**GIVEN TASK 1**.
Do the following statements agree with the post on 2019 publications on the letters to Timothy and Titus? For each, answer yes or no and quote the deciding words of the post exactly.
(a) The list includes 2020 publications that are still forthcoming.
(b) The specialist conference in Leuven took place in November 2018.
(c) Greg Couser's article on the believer's judgment in 2 Timothy appeared in two parts.

2019 Publications on the Letters to Timothy and Titus

Each year, we provide a list of scholarly publications from the previous year on the Pastorals. We’re a bit later than usual this year, but on the bright side, the list is therefore somewhat more complete! We’ve included several 2020 publications in the list as well, though only those which have already been published, and not those which are yet forthcoming.

Over 100 items long, the list casts its net rather broadly, and one of the aims of the exercise is to highlight research on the Pastorals in languages which are not typically engaged in English-language scholarship.

You can access the list by clicking here.

JSPL 9.1-2 (2019): “Special Issue: The Pastoral Epistles”

The most recent issue of Journal for the Study of Paul and His Letters contains presentations on the Pastorals from a specialist conference held in Leuven in November 2018. The theme of the conference was “The Pastoral Epistles: Common Themes, Individual Compositions?” (program).

The JSPL issue contains an editor’s introduction, and another introduction to the special issue. An opening essay by Jermo van Nes sets the stage, followed by four sets of essays and responses, and “concluding reflections” by editor Stanley Porter. You can view the contents here, and I’ve compiled the abstracts here.

Couser, “The Believer’s Judgment in 2 Timothy”

Greg Couser has produced a two-part article of interest for students of the Pastorals:

Couser, Gregory A. “The Believer’s Judgment in 2 Timothy, Part 1.” Bibliotheca Sacra 176.703 (2019): 312–26.

________. “The Believer’s Judgment in 2 Timothy, Part 2.” Bibliotheca Sacra 176.704 (2019): 444–58.

**RECORDED DATA**.
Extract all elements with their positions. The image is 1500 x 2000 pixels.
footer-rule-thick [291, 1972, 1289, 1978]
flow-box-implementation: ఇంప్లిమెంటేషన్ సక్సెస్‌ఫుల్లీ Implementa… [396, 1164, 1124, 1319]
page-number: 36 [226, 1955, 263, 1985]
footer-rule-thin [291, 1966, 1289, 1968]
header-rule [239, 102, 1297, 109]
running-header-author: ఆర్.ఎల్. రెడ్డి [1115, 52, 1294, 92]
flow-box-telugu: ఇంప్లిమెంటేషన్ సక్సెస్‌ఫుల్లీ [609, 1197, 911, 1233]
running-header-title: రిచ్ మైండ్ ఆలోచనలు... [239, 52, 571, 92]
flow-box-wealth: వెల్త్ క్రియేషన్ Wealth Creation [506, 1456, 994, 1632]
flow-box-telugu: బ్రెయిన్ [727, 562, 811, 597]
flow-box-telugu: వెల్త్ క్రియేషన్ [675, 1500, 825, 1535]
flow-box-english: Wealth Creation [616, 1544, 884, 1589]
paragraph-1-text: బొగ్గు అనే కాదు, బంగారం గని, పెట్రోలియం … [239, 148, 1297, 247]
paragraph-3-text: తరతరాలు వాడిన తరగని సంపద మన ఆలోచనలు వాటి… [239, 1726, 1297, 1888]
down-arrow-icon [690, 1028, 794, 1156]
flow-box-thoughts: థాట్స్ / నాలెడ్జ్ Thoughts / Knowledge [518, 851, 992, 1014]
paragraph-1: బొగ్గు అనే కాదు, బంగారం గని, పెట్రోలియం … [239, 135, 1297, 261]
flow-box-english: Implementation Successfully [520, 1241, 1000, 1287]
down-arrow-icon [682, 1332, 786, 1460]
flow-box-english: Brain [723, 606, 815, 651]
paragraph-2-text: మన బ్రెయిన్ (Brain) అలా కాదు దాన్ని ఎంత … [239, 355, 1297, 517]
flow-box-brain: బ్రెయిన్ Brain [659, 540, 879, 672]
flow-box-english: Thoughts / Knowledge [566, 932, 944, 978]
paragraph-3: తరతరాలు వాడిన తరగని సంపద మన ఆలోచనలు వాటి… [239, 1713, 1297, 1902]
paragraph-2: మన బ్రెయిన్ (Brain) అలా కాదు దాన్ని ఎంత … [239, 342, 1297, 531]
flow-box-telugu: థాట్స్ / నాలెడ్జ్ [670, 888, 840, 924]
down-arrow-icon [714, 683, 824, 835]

**GIVEN TASK 2**.
Arrange every line of the records above as a Markdown table with the columns Row and Record line, leaving out blank lines.

**RESULT 1**.
(a) No: "and not those which are yet forthcoming."
(b) Yes: "held in Leuven in November 2018"
(c) Yes: "Greg Couser has produced a two-part article"

**RESULT 2**.
| Row | Record line |
|---|---|
| 1 | Extract all elements with their positions. The image is 1500 x 2000 pixels. |
| 2 | footer-rule-thick [291, 1972, 1289, 1978] |
| 3 | flow-box-implementation: ఇంప్లిమెంటేషన్ సక్సెస్‌ఫుల్లీ Implementa… [396, 1164, 1124, 1319] |
| 4 | page-number: 36 [226, 1955, 263, 1985] |
| 5 | footer-rule-thin [291, 1966, 1289, 1968] |
| 6 | header-rule [239, 102, 1297, 109] |
| 7 | running-header-author: ఆర్.ఎల్. రెడ్డి [1115, 52, 1294, 92] |
| 8 | flow-box-telugu: ఇంప్లిమెంటేషన్ సక్సెస్‌ఫుల్లీ [609, 1197, 911, 1233] |
| 9 | running-header-title: రిచ్ మైండ్ ఆలోచనలు... [239, 52, 571, 92] |
| 10 | flow-box-wealth: వెల్త్ క్రియేషన్ Wealth Creation [506, 1456, 994, 1632] |
| 11 | flow-box-telugu: బ్రెయిన్ [727, 562, 811, 597] |
| 12 | flow-box-telugu: వెల్త్ క్రియేషన్ [675, 1500, 825, 1535] |
| 13 | flow-box-english: Wealth Creation [616, 1544, 884, 1589] |
| 14 | paragraph-1-text: బొగ్గు అనే కాదు, బంగారం గని, పెట్రోలియం … [239, 148, 1297, 247] |
| 15 | paragraph-3-text: తరతరాలు వాడిన తరగని సంపద మన ఆలోచనలు వాటి… [239, 1726, 1297, 1888] |
| 16 | down-arrow-icon [690, 1028, 794, 1156] |
| 17 | flow-box-thoughts: థాట్స్ / నాలెడ్జ్ Thoughts / Knowledge [518, 851, 992, 1014] |
| 18 | paragraph-1: బొగ్గు అనే కాదు, బంగారం గని, పెట్రోలియం … [239, 135, 1297, 261] |
| 19 | flow-box-english: Implementation Successfully [520, 1241, 1000, 1287] |
| 20 | down-arrow-icon [682, 1332, 786, 1460] |
| 21 | flow-box-english: Brain [723, 606, 815, 651] |
| 22 | paragraph-2-text: మన బ్రెయిన్ (Brain) అలా కాదు దాన్ని ఎంత … [239, 355, 1297, 517] |
| 23 | flow-box-brain: బ్రెయిన్ Brain [659, 540, 879, 672] |
| 24 | flow-box-english: Thoughts / Knowledge [566, 932, 944, 978] |
| 25 | paragraph-3: తరతరాలు వాడిన తరగని సంపద మన ఆలోచనలు వాటి… [239, 1713, 1297, 1902] |
| 26 | paragraph-2: మన బ్రెయిన్ (Brain) అలా కాదు దాన్ని ఎంత … [239, 342, 1297, 531] |
| 27 | flow-box-telugu: థాట్స్ / నాలెడ్జ్ [670, 888, 840, 924] |
| 28 | down-arrow-icon [714, 683, 824, 835] |